Stated goal:
Using the listing below, report all lines holding the word "Keep".

Material provided:
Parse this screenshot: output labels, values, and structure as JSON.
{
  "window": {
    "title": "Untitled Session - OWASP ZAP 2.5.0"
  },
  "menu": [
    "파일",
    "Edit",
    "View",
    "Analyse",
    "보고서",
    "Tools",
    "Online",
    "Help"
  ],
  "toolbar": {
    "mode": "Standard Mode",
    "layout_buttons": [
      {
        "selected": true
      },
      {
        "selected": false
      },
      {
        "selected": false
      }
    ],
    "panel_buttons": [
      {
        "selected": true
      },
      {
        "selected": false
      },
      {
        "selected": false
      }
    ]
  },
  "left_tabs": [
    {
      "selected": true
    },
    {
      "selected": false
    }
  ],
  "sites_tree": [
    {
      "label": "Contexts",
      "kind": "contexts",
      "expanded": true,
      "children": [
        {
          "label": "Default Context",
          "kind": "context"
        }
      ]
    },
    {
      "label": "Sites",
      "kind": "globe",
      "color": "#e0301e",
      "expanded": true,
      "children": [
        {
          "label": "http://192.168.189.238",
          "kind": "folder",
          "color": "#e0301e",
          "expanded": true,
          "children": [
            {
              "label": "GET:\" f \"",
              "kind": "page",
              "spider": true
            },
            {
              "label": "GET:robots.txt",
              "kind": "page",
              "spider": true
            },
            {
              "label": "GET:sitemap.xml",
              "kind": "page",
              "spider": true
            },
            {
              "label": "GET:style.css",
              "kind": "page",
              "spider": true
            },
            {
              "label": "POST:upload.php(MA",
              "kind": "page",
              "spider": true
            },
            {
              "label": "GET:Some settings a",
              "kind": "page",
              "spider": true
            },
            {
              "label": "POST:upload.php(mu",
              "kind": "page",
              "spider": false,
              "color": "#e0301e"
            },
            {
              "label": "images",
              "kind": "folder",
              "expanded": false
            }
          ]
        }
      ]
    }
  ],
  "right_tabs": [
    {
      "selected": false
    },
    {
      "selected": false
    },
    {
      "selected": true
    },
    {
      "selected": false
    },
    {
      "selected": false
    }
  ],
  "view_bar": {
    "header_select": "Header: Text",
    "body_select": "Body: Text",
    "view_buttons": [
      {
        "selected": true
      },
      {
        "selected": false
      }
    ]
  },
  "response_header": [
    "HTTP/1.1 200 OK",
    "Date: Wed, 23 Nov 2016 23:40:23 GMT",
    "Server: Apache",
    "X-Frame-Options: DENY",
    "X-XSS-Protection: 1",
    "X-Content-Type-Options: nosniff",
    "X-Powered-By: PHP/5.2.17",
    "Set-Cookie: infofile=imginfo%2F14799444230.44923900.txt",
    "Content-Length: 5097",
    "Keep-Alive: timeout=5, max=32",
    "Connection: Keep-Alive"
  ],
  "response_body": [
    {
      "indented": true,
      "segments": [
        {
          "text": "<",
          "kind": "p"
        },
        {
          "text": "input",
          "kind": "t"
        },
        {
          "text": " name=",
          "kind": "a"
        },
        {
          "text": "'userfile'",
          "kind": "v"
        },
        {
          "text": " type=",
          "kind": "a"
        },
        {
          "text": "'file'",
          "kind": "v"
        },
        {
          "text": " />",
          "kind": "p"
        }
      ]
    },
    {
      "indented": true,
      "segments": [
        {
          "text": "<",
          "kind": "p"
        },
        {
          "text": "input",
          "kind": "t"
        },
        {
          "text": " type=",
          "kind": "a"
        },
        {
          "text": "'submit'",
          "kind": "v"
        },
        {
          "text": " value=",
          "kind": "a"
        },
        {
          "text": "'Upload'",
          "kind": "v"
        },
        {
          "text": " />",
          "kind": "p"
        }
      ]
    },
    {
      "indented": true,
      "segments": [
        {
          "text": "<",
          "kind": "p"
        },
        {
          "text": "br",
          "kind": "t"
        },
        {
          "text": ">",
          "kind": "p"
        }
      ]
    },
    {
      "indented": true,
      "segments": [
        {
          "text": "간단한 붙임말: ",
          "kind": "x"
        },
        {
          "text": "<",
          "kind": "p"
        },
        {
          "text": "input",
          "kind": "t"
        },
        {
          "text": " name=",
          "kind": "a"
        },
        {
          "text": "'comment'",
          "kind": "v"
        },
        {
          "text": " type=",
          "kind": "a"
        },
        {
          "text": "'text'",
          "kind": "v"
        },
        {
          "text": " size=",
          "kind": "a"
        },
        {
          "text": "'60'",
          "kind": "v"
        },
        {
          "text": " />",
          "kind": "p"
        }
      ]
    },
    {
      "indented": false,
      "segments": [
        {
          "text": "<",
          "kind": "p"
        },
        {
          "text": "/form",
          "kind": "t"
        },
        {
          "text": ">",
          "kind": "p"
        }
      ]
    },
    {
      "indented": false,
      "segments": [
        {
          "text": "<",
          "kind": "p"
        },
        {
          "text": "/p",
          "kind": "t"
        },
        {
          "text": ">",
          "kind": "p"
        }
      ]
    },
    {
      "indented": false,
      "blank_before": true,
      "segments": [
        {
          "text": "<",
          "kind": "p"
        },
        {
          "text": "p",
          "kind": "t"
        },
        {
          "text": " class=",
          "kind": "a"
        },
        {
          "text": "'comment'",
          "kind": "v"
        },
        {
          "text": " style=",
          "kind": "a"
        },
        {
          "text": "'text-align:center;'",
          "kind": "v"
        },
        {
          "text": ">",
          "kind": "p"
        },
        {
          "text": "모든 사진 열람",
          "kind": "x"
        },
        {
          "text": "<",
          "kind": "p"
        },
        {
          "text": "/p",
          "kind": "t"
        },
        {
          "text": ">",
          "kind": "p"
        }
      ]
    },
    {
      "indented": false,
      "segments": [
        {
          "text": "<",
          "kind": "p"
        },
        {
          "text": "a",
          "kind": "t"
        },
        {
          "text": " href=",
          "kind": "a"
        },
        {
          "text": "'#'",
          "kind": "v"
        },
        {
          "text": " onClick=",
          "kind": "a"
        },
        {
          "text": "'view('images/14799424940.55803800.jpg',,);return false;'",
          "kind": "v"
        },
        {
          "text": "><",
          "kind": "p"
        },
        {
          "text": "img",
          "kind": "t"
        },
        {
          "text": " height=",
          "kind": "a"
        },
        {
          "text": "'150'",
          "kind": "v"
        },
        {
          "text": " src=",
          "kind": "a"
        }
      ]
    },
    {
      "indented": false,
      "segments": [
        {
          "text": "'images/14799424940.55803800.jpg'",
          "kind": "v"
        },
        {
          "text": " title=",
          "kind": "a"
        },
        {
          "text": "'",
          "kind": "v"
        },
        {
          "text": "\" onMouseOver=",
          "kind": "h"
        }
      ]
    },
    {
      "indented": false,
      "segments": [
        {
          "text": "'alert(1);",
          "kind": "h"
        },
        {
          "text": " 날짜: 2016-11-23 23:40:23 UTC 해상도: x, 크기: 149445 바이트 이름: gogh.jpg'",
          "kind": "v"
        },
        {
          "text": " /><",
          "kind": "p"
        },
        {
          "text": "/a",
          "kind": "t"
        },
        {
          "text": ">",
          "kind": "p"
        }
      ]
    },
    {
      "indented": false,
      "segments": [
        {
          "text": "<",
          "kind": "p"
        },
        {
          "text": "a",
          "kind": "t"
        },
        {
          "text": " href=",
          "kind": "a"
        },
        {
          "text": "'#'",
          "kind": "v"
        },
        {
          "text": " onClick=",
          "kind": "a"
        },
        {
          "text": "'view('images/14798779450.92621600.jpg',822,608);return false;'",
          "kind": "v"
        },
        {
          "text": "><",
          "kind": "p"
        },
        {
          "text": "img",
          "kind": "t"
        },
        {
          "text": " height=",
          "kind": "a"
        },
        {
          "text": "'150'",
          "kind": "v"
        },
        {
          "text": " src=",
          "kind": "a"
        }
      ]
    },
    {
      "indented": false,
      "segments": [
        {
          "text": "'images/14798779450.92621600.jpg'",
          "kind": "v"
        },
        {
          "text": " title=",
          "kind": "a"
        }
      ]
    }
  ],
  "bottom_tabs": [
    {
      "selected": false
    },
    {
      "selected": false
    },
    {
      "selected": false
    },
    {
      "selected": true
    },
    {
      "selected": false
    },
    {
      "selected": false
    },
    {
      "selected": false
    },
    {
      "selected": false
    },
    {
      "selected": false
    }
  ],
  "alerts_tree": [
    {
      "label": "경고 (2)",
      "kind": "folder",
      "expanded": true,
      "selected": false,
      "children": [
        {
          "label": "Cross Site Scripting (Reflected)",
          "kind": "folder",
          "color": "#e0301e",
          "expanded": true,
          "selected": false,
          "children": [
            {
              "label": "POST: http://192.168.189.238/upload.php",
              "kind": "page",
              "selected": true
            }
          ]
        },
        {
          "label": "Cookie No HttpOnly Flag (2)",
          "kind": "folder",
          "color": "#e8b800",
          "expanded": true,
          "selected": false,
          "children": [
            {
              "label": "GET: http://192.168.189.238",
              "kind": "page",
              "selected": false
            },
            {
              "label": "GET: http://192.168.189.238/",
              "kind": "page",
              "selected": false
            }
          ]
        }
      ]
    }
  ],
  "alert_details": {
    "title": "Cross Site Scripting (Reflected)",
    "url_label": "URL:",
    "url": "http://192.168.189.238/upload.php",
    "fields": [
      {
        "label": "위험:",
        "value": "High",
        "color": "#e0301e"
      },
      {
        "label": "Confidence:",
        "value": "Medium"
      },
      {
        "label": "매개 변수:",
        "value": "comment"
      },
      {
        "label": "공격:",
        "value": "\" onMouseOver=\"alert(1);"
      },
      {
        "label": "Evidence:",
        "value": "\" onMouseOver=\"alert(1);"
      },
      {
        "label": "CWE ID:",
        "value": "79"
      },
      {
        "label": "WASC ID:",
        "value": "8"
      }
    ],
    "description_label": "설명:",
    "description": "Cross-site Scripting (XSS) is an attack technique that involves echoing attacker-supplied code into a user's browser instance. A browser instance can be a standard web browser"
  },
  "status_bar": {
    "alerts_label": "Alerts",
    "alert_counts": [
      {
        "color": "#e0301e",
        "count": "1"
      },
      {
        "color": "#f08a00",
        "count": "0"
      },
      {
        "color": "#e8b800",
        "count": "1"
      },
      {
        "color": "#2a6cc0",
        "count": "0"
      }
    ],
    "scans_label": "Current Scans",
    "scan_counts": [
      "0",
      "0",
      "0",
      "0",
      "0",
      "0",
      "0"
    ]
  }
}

Final result:
    "Keep-Alive: timeout=5, max=32",
    "Connection: Keep-Alive"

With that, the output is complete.